— begin —
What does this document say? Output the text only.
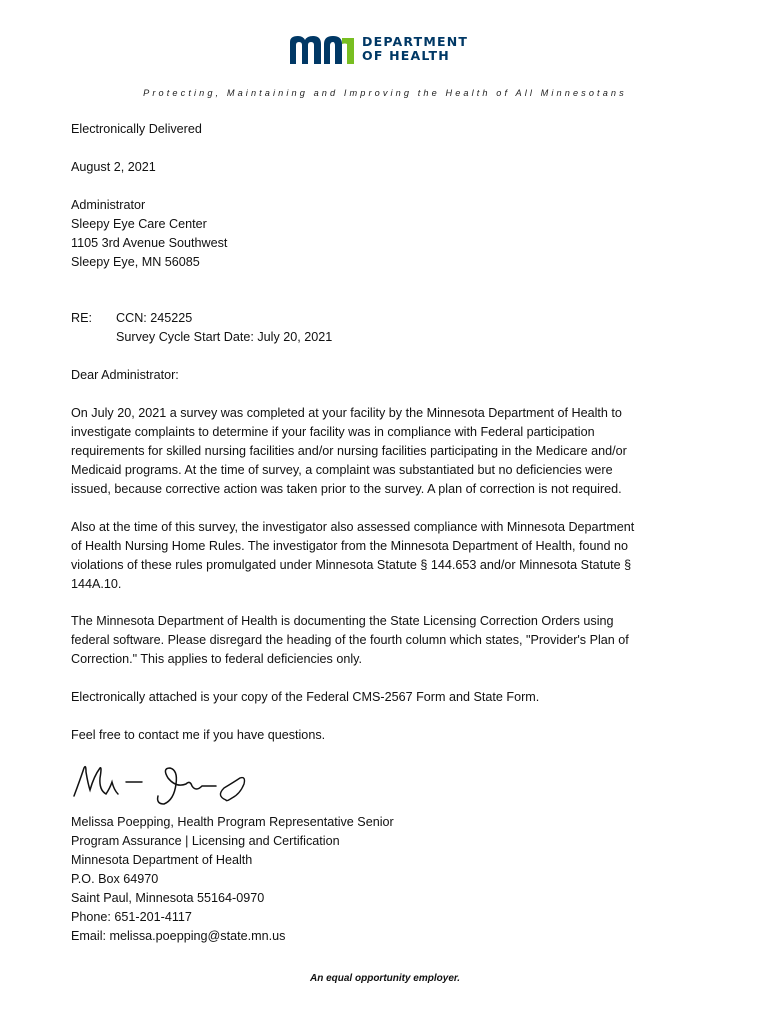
DEPARTMENT
OF HEALTH
Protecting, Maintaining and Improving the Health of All Minnesotans
Electronically Delivered
August 2, 2021
Administrator
Sleepy Eye Care Center
1105 3rd Avenue Southwest
Sleepy Eye, MN 56085
RE: CCN: 245225
Survey Cycle Start Date: July 20, 2021
Dear Administrator:
On July 20, 2021 a survey was completed at your facility by the Minnesota Department of Health to
investigate complaints to determine if your facility was in compliance with Federal participation
requirements for skilled nursing facilities and/or nursing facilities participating in the Medicare and/or
Medicaid programs. At the time of survey, a complaint was substantiated but no deficiencies were
issued, because corrective action was taken prior to the survey. A plan of correction is not required.
Also at the time of this survey, the investigator also assessed compliance with Minnesota Department
of Health Nursing Home Rules. The investigator from the Minnesota Department of Health, found no
violations of these rules promulgated under Minnesota Statute § 144.653 and/or Minnesota Statute §
144A.10.
The Minnesota Department of Health is documenting the State Licensing Correction Orders using
federal software. Please disregard the heading of the fourth column which states, "Provider's Plan of
Correction." This applies to federal deficiencies only.
Electronically attached is your copy of the Federal CMS-2567 Form and State Form.
Feel free to contact me if you have questions.
Melissa Poepping, Health Program Representative Senior
Program Assurance | Licensing and Certification
Minnesota Department of Health
P.O. Box 64970
Saint Paul, Minnesota 55164-0970
Phone: 651-201-4117
Email: melissa.poepping@state.mn.us
An equal opportunity employer.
— end —
SET EXERCISE :: Output the records above exactly as they are, leaving out the pictures.

ANSWER TO THE EXERCISE ::
What does this document say? Output the text only.
DEPARTMENT
OF HEALTH
Protecting, Maintaining and Improving the Health of All Minnesotans
Electronically Delivered
August 2, 2021
Administrator
Sleepy Eye Care Center
1105 3rd Avenue Southwest
Sleepy Eye, MN 56085
RE: CCN: 245225
Survey Cycle Start Date: July 20, 2021
Dear Administrator:
On July 20, 2021 a survey was completed at your facility by the Minnesota Department of Health to
investigate complaints to determine if your facility was in compliance with Federal participation
requirements for skilled nursing facilities and/or nursing facilities participating in the Medicare and/or
Medicaid programs. At the time of survey, a complaint was substantiated but no deficiencies were
issued, because corrective action was taken prior to the survey. A plan of correction is not required.
Also at the time of this survey, the investigator also assessed compliance with Minnesota Department
of Health Nursing Home Rules. The investigator from the Minnesota Department of Health, found no
violations of these rules promulgated under Minnesota Statute § 144.653 and/or Minnesota Statute §
144A.10.
The Minnesota Department of Health is documenting the State Licensing Correction Orders using
federal software. Please disregard the heading of the fourth column which states, "Provider's Plan of
Correction." This applies to federal deficiencies only.
Electronically attached is your copy of the Federal CMS-2567 Form and State Form.
Feel free to contact me if you have questions.
Melissa Poepping, Health Program Representative Senior
Program Assurance | Licensing and Certification
Minnesota Department of Health
P.O. Box 64970
Saint Paul, Minnesota 55164-0970
Phone: 651-201-4117
Email: melissa.poepping@state.mn.us
An equal opportunity employer.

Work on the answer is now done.